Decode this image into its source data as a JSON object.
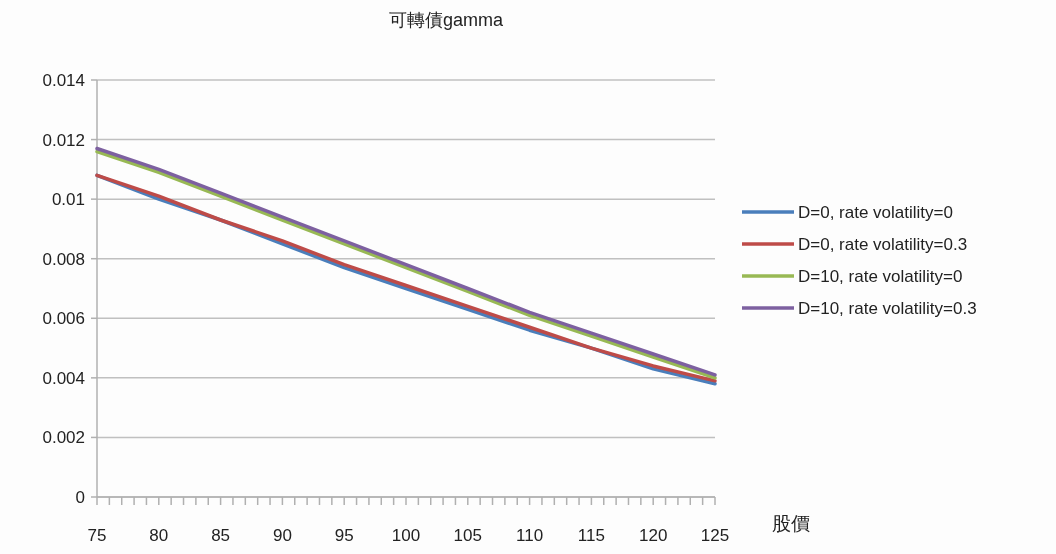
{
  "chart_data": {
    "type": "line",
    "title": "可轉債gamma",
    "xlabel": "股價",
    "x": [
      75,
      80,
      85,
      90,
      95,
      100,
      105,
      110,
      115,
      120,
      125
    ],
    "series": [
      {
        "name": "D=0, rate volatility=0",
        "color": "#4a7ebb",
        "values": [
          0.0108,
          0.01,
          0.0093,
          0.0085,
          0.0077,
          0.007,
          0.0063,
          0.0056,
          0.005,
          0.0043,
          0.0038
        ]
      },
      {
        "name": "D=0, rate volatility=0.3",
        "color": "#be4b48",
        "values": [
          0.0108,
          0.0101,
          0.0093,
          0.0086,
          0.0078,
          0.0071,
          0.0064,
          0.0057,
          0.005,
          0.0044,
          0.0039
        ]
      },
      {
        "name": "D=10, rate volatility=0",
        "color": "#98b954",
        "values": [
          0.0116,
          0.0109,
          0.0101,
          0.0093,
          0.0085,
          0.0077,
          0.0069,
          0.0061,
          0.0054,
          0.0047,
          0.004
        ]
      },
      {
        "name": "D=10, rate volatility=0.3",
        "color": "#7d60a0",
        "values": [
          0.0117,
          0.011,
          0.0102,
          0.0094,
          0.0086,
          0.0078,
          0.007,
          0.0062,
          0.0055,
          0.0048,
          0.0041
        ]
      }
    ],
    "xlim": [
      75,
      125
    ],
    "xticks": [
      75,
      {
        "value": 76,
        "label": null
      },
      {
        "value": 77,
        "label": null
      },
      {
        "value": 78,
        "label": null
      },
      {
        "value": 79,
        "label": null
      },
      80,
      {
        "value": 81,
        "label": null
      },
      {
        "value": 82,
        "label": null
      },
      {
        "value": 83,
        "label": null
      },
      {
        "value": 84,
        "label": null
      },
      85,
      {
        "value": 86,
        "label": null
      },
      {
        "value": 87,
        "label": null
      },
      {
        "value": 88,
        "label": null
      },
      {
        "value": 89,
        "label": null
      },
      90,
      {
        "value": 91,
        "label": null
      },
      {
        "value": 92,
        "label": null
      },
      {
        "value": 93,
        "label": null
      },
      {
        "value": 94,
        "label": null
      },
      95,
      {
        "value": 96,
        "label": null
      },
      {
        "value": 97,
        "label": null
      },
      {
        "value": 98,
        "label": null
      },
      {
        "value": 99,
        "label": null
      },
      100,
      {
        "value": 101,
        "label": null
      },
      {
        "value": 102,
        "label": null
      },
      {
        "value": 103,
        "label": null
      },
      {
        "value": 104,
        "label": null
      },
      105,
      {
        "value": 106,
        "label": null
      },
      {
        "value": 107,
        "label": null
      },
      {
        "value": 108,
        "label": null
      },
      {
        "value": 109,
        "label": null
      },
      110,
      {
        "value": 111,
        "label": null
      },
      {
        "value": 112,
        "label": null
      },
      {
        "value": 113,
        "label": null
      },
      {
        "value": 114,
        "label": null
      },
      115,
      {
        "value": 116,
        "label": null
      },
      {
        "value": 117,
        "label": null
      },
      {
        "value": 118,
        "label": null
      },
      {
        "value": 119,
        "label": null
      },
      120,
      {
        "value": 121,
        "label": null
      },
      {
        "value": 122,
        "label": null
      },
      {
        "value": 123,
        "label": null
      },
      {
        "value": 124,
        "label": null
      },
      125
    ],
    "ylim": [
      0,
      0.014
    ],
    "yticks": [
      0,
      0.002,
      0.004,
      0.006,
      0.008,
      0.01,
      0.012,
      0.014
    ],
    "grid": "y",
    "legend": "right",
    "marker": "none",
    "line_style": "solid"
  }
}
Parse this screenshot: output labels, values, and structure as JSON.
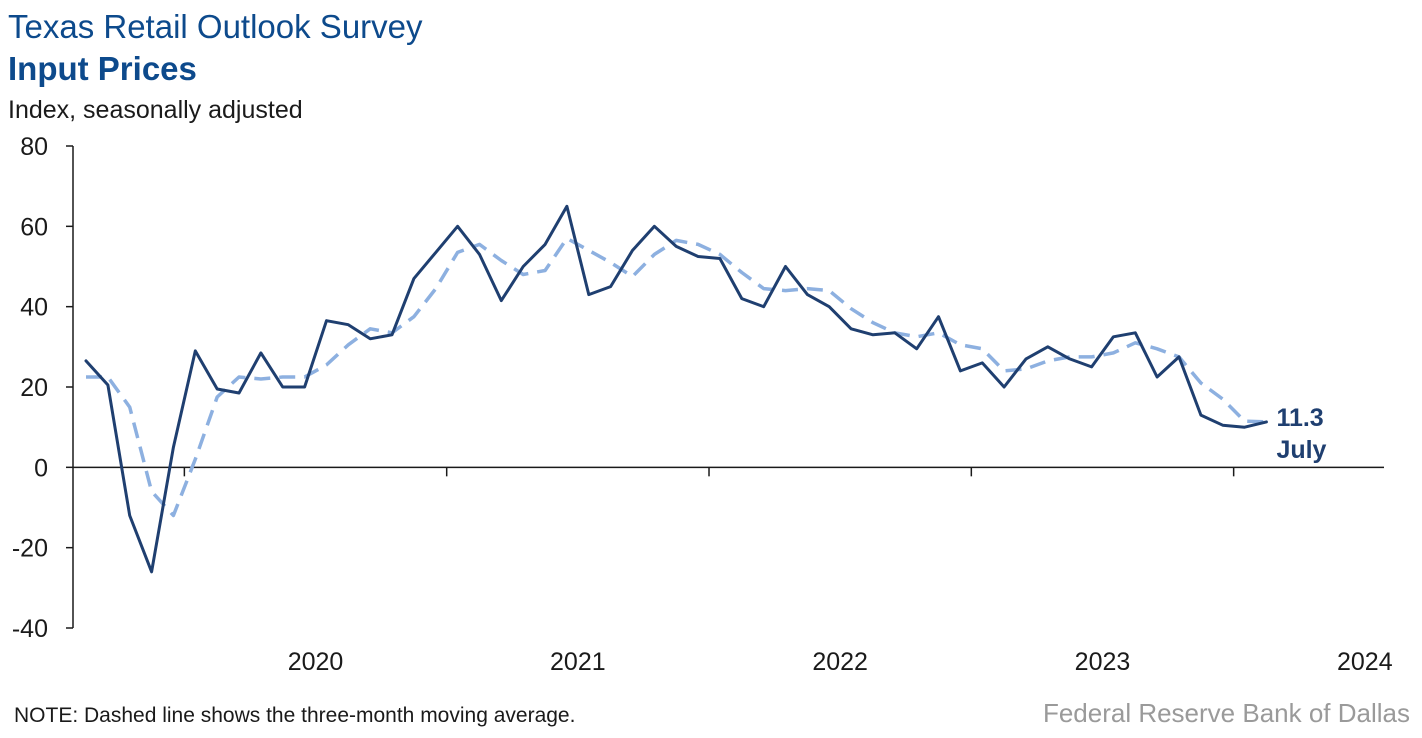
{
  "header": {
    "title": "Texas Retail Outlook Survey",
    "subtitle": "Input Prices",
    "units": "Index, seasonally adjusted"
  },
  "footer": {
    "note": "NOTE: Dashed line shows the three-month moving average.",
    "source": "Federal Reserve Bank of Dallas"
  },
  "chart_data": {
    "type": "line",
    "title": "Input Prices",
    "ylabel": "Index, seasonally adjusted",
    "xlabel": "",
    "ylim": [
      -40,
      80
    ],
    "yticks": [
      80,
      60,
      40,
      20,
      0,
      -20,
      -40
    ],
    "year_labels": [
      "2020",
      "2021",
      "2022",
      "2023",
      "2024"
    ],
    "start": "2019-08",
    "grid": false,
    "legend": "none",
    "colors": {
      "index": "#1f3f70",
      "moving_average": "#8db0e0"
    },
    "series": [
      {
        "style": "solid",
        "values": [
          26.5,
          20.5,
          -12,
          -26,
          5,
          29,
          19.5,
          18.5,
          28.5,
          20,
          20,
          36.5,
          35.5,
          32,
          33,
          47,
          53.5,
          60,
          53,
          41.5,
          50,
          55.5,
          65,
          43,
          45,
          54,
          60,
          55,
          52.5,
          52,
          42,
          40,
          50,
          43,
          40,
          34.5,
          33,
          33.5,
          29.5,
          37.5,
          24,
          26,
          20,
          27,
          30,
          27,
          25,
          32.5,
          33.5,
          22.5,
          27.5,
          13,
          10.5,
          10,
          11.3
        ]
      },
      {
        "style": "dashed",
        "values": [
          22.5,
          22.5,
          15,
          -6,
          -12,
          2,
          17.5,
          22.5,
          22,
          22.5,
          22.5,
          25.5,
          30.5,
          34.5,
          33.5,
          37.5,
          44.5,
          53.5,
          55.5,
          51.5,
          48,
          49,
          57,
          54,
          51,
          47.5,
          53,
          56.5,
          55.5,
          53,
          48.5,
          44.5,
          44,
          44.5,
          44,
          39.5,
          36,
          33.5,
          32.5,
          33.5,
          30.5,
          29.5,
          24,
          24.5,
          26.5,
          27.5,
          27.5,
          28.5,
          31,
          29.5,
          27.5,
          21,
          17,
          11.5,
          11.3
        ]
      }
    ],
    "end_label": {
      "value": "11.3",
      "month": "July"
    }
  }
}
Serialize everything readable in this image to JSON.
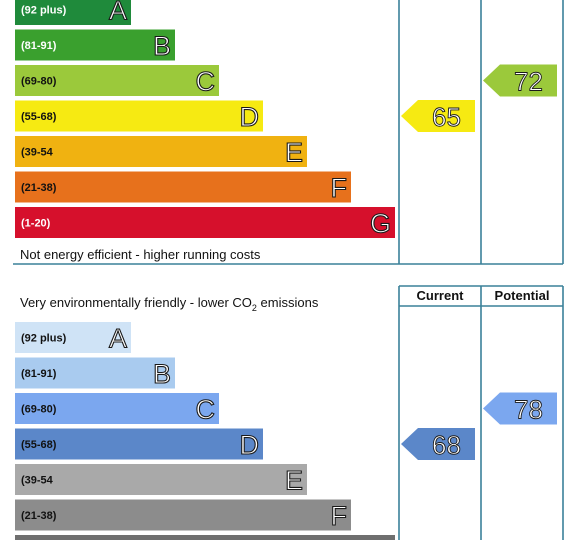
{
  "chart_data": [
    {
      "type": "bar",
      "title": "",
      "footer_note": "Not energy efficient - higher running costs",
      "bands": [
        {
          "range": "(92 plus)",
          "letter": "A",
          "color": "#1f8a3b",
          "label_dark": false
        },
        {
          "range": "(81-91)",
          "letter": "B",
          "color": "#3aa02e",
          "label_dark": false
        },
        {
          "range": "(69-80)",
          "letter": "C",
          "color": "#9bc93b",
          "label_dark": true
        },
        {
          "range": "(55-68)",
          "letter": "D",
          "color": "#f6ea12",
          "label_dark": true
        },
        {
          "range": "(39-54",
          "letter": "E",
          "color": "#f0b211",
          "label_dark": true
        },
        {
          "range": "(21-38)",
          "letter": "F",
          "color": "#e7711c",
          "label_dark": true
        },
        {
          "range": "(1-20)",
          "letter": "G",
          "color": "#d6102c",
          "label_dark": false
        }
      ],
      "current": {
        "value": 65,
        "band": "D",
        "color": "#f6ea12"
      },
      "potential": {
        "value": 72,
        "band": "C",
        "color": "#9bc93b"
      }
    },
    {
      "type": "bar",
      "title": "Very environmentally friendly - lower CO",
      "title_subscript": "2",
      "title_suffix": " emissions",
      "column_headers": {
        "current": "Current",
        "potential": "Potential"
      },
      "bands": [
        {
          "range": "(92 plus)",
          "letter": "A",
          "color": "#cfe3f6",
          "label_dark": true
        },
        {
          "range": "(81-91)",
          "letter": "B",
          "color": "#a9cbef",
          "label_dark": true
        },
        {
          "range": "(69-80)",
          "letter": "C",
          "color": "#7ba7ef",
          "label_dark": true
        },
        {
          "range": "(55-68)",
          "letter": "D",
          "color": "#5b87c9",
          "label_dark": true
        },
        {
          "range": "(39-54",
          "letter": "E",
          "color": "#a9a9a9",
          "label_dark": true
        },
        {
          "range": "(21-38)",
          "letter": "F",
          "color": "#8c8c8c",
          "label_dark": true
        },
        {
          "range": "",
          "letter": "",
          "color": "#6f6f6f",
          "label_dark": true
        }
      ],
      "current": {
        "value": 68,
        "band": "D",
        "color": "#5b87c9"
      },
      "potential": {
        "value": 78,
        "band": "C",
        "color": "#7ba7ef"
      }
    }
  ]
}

━━━━━━━━━━━━━━━━━━━━

_Written problem_: Check each line above for the word "Prices" and copy the ones that have it.

_Final result_:
    "subtitle": "Input Prices",
    "title": "Input Prices",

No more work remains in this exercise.